Stored items from a collection

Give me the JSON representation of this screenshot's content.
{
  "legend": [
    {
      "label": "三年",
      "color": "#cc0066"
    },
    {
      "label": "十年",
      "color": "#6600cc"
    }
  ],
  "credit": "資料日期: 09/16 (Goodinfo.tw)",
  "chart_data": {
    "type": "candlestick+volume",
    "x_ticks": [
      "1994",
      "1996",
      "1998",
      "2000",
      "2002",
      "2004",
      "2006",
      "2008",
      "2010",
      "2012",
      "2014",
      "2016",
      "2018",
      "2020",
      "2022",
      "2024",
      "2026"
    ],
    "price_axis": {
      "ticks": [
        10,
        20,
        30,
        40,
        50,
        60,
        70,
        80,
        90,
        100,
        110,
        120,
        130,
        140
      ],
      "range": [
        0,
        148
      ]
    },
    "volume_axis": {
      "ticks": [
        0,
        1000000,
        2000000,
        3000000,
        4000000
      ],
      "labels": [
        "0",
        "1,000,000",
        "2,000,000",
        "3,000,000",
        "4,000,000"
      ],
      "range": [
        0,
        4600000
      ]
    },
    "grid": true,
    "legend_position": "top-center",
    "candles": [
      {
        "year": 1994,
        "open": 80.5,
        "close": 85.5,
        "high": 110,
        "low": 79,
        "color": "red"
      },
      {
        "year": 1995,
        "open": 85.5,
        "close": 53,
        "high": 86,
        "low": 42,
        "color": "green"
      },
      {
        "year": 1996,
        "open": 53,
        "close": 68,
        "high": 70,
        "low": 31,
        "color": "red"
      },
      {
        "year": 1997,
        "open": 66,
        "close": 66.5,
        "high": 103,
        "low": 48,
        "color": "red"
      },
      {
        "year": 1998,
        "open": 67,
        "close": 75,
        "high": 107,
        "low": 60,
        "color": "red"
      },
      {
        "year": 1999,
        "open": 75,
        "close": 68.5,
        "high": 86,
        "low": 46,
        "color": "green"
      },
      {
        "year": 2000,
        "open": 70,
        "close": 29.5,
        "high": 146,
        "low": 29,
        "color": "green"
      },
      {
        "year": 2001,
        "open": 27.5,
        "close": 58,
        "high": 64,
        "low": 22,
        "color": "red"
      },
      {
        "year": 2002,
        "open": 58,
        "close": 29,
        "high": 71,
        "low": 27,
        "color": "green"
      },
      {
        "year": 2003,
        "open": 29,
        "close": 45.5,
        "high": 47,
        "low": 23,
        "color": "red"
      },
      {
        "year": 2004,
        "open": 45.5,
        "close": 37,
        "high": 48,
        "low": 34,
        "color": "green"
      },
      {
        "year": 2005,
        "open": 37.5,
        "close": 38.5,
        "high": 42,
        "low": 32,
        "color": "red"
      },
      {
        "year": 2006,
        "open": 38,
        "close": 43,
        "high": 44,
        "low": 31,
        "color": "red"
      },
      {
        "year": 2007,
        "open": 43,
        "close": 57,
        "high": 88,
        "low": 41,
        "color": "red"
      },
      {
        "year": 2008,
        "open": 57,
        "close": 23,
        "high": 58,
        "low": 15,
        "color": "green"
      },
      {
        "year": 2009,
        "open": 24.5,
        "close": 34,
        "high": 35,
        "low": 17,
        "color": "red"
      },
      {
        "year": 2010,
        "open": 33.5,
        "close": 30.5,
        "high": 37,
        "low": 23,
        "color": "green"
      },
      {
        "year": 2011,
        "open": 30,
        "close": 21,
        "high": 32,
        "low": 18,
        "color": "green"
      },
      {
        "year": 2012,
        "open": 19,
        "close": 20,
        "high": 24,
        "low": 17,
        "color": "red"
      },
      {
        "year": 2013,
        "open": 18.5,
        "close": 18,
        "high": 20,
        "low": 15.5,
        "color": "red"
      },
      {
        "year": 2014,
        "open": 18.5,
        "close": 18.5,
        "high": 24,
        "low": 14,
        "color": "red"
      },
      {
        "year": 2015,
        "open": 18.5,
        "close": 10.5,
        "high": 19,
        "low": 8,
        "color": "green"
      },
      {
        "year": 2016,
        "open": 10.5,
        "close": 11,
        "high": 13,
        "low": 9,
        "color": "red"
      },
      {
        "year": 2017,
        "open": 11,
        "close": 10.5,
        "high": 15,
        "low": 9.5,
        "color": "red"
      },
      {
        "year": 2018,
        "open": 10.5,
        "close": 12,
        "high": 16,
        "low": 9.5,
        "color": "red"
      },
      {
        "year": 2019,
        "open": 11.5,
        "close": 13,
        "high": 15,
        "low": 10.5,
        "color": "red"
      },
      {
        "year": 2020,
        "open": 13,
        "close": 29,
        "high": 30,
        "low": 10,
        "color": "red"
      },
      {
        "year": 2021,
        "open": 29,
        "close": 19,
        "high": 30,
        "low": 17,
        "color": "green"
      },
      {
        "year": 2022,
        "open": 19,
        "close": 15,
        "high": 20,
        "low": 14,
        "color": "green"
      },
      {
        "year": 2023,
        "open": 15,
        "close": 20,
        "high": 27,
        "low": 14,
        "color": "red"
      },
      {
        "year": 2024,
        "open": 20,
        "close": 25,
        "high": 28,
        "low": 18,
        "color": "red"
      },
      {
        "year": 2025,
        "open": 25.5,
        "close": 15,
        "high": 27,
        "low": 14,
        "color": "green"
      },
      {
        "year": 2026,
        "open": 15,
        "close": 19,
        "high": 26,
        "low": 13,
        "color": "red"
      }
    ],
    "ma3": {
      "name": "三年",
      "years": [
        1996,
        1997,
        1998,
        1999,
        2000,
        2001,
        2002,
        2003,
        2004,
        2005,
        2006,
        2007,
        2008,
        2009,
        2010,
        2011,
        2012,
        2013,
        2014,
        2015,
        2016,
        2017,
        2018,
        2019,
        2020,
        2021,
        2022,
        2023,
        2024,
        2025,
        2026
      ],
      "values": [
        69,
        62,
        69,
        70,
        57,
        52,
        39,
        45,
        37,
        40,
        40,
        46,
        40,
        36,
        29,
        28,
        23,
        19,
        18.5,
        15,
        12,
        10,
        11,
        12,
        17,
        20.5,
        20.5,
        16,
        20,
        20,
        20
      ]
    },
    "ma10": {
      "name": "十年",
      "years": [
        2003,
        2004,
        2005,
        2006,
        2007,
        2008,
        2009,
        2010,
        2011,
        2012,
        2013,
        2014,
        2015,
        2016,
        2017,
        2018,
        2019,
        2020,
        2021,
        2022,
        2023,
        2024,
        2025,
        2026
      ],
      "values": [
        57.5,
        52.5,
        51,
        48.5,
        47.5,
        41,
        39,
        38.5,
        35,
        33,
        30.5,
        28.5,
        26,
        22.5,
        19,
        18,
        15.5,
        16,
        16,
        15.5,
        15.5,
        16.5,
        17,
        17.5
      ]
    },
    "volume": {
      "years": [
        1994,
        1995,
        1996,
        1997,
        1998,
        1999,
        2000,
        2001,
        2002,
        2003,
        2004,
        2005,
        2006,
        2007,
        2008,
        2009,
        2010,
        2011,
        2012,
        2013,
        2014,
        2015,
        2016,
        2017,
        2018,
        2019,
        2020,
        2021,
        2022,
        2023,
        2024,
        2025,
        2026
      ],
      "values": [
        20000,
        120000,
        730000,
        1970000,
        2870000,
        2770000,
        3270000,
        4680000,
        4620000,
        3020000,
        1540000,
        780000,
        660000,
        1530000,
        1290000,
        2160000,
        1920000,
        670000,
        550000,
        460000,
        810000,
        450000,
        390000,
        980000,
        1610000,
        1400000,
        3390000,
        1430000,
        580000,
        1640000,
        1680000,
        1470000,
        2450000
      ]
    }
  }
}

# CHALLENGE:
Would you give the material above again, complete and exact?

# COMPLETED EXERCISE:
Give me the JSON representation of this screenshot's content.
{
  "legend": [
    {
      "label": "三年",
      "color": "#cc0066"
    },
    {
      "label": "十年",
      "color": "#6600cc"
    }
  ],
  "credit": "資料日期: 09/16 (Goodinfo.tw)",
  "chart_data": {
    "type": "candlestick+volume",
    "x_ticks": [
      "1994",
      "1996",
      "1998",
      "2000",
      "2002",
      "2004",
      "2006",
      "2008",
      "2010",
      "2012",
      "2014",
      "2016",
      "2018",
      "2020",
      "2022",
      "2024",
      "2026"
    ],
    "price_axis": {
      "ticks": [
        10,
        20,
        30,
        40,
        50,
        60,
        70,
        80,
        90,
        100,
        110,
        120,
        130,
        140
      ],
      "range": [
        0,
        148
      ]
    },
    "volume_axis": {
      "ticks": [
        0,
        1000000,
        2000000,
        3000000,
        4000000
      ],
      "labels": [
        "0",
        "1,000,000",
        "2,000,000",
        "3,000,000",
        "4,000,000"
      ],
      "range": [
        0,
        4600000
      ]
    },
    "grid": true,
    "legend_position": "top-center",
    "candles": [
      {
        "year": 1994,
        "open": 80.5,
        "close": 85.5,
        "high": 110,
        "low": 79,
        "color": "red"
      },
      {
        "year": 1995,
        "open": 85.5,
        "close": 53,
        "high": 86,
        "low": 42,
        "color": "green"
      },
      {
        "year": 1996,
        "open": 53,
        "close": 68,
        "high": 70,
        "low": 31,
        "color": "red"
      },
      {
        "year": 1997,
        "open": 66,
        "close": 66.5,
        "high": 103,
        "low": 48,
        "color": "red"
      },
      {
        "year": 1998,
        "open": 67,
        "close": 75,
        "high": 107,
        "low": 60,
        "color": "red"
      },
      {
        "year": 1999,
        "open": 75,
        "close": 68.5,
        "high": 86,
        "low": 46,
        "color": "green"
      },
      {
        "year": 2000,
        "open": 70,
        "close": 29.5,
        "high": 146,
        "low": 29,
        "color": "green"
      },
      {
        "year": 2001,
        "open": 27.5,
        "close": 58,
        "high": 64,
        "low": 22,
        "color": "red"
      },
      {
        "year": 2002,
        "open": 58,
        "close": 29,
        "high": 71,
        "low": 27,
        "color": "green"
      },
      {
        "year": 2003,
        "open": 29,
        "close": 45.5,
        "high": 47,
        "low": 23,
        "color": "red"
      },
      {
        "year": 2004,
        "open": 45.5,
        "close": 37,
        "high": 48,
        "low": 34,
        "color": "green"
      },
      {
        "year": 2005,
        "open": 37.5,
        "close": 38.5,
        "high": 42,
        "low": 32,
        "color": "red"
      },
      {
        "year": 2006,
        "open": 38,
        "close": 43,
        "high": 44,
        "low": 31,
        "color": "red"
      },
      {
        "year": 2007,
        "open": 43,
        "close": 57,
        "high": 88,
        "low": 41,
        "color": "red"
      },
      {
        "year": 2008,
        "open": 57,
        "close": 23,
        "high": 58,
        "low": 15,
        "color": "green"
      },
      {
        "year": 2009,
        "open": 24.5,
        "close": 34,
        "high": 35,
        "low": 17,
        "color": "red"
      },
      {
        "year": 2010,
        "open": 33.5,
        "close": 30.5,
        "high": 37,
        "low": 23,
        "color": "green"
      },
      {
        "year": 2011,
        "open": 30,
        "close": 21,
        "high": 32,
        "low": 18,
        "color": "green"
      },
      {
        "year": 2012,
        "open": 19,
        "close": 20,
        "high": 24,
        "low": 17,
        "color": "red"
      },
      {
        "year": 2013,
        "open": 18.5,
        "close": 18,
        "high": 20,
        "low": 15.5,
        "color": "red"
      },
      {
        "year": 2014,
        "open": 18.5,
        "close": 18.5,
        "high": 24,
        "low": 14,
        "color": "red"
      },
      {
        "year": 2015,
        "open": 18.5,
        "close": 10.5,
        "high": 19,
        "low": 8,
        "color": "green"
      },
      {
        "year": 2016,
        "open": 10.5,
        "close": 11,
        "high": 13,
        "low": 9,
        "color": "red"
      },
      {
        "year": 2017,
        "open": 11,
        "close": 10.5,
        "high": 15,
        "low": 9.5,
        "color": "red"
      },
      {
        "year": 2018,
        "open": 10.5,
        "close": 12,
        "high": 16,
        "low": 9.5,
        "color": "red"
      },
      {
        "year": 2019,
        "open": 11.5,
        "close": 13,
        "high": 15,
        "low": 10.5,
        "color": "red"
      },
      {
        "year": 2020,
        "open": 13,
        "close": 29,
        "high": 30,
        "low": 10,
        "color": "red"
      },
      {
        "year": 2021,
        "open": 29,
        "close": 19,
        "high": 30,
        "low": 17,
        "color": "green"
      },
      {
        "year": 2022,
        "open": 19,
        "close": 15,
        "high": 20,
        "low": 14,
        "color": "green"
      },
      {
        "year": 2023,
        "open": 15,
        "close": 20,
        "high": 27,
        "low": 14,
        "color": "red"
      },
      {
        "year": 2024,
        "open": 20,
        "close": 25,
        "high": 28,
        "low": 18,
        "color": "red"
      },
      {
        "year": 2025,
        "open": 25.5,
        "close": 15,
        "high": 27,
        "low": 14,
        "color": "green"
      },
      {
        "year": 2026,
        "open": 15,
        "close": 19,
        "high": 26,
        "low": 13,
        "color": "red"
      }
    ],
    "ma3": {
      "name": "三年",
      "years": [
        1996,
        1997,
        1998,
        1999,
        2000,
        2001,
        2002,
        2003,
        2004,
        2005,
        2006,
        2007,
        2008,
        2009,
        2010,
        2011,
        2012,
        2013,
        2014,
        2015,
        2016,
        2017,
        2018,
        2019,
        2020,
        2021,
        2022,
        2023,
        2024,
        2025,
        2026
      ],
      "values": [
        69,
        62,
        69,
        70,
        57,
        52,
        39,
        45,
        37,
        40,
        40,
        46,
        40,
        36,
        29,
        28,
        23,
        19,
        18.5,
        15,
        12,
        10,
        11,
        12,
        17,
        20.5,
        20.5,
        16,
        20,
        20,
        20
      ]
    },
    "ma10": {
      "name": "十年",
      "years": [
        2003,
        2004,
        2005,
        2006,
        2007,
        2008,
        2009,
        2010,
        2011,
        2012,
        2013,
        2014,
        2015,
        2016,
        2017,
        2018,
        2019,
        2020,
        2021,
        2022,
        2023,
        2024,
        2025,
        2026
      ],
      "values": [
        57.5,
        52.5,
        51,
        48.5,
        47.5,
        41,
        39,
        38.5,
        35,
        33,
        30.5,
        28.5,
        26,
        22.5,
        19,
        18,
        15.5,
        16,
        16,
        15.5,
        15.5,
        16.5,
        17,
        17.5
      ]
    },
    "volume": {
      "years": [
        1994,
        1995,
        1996,
        1997,
        1998,
        1999,
        2000,
        2001,
        2002,
        2003,
        2004,
        2005,
        2006,
        2007,
        2008,
        2009,
        2010,
        2011,
        2012,
        2013,
        2014,
        2015,
        2016,
        2017,
        2018,
        2019,
        2020,
        2021,
        2022,
        2023,
        2024,
        2025,
        2026
      ],
      "values": [
        20000,
        120000,
        730000,
        1970000,
        2870000,
        2770000,
        3270000,
        4680000,
        4620000,
        3020000,
        1540000,
        780000,
        660000,
        1530000,
        1290000,
        2160000,
        1920000,
        670000,
        550000,
        460000,
        810000,
        450000,
        390000,
        980000,
        1610000,
        1400000,
        3390000,
        1430000,
        580000,
        1640000,
        1680000,
        1470000,
        2450000
      ]
    }
  }
}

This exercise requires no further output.